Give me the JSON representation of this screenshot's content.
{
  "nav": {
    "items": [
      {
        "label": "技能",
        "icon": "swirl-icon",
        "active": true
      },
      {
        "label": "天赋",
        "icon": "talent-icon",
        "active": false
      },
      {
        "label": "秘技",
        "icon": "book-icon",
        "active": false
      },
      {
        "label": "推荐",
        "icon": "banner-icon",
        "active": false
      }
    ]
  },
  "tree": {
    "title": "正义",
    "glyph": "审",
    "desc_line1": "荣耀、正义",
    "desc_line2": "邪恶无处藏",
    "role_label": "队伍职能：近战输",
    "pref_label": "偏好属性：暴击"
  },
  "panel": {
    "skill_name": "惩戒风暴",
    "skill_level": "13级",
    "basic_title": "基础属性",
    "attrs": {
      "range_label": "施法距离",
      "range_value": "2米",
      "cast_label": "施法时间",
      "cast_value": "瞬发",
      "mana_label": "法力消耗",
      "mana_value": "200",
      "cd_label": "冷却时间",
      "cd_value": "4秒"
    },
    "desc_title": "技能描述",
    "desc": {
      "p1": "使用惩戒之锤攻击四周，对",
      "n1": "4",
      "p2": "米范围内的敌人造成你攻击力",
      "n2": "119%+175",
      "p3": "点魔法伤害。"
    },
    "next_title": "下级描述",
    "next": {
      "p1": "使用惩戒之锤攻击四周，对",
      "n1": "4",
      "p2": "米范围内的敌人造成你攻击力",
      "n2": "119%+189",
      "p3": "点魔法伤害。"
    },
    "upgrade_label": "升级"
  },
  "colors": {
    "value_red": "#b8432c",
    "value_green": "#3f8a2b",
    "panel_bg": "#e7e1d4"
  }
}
***
→ Task directions
Repeat the data above, word for word.

→ Result of this exercise
Give me the JSON representation of this screenshot's content.
{
  "nav": {
    "items": [
      {
        "label": "技能",
        "icon": "swirl-icon",
        "active": true
      },
      {
        "label": "天赋",
        "icon": "talent-icon",
        "active": false
      },
      {
        "label": "秘技",
        "icon": "book-icon",
        "active": false
      },
      {
        "label": "推荐",
        "icon": "banner-icon",
        "active": false
      }
    ]
  },
  "tree": {
    "title": "正义",
    "glyph": "审",
    "desc_line1": "荣耀、正义",
    "desc_line2": "邪恶无处藏",
    "role_label": "队伍职能：近战输",
    "pref_label": "偏好属性：暴击"
  },
  "panel": {
    "skill_name": "惩戒风暴",
    "skill_level": "13级",
    "basic_title": "基础属性",
    "attrs": {
      "range_label": "施法距离",
      "range_value": "2米",
      "cast_label": "施法时间",
      "cast_value": "瞬发",
      "mana_label": "法力消耗",
      "mana_value": "200",
      "cd_label": "冷却时间",
      "cd_value": "4秒"
    },
    "desc_title": "技能描述",
    "desc": {
      "p1": "使用惩戒之锤攻击四周，对",
      "n1": "4",
      "p2": "米范围内的敌人造成你攻击力",
      "n2": "119%+175",
      "p3": "点魔法伤害。"
    },
    "next_title": "下级描述",
    "next": {
      "p1": "使用惩戒之锤攻击四周，对",
      "n1": "4",
      "p2": "米范围内的敌人造成你攻击力",
      "n2": "119%+189",
      "p3": "点魔法伤害。"
    },
    "upgrade_label": "升级"
  },
  "colors": {
    "value_red": "#b8432c",
    "value_green": "#3f8a2b",
    "panel_bg": "#e7e1d4"
  }
}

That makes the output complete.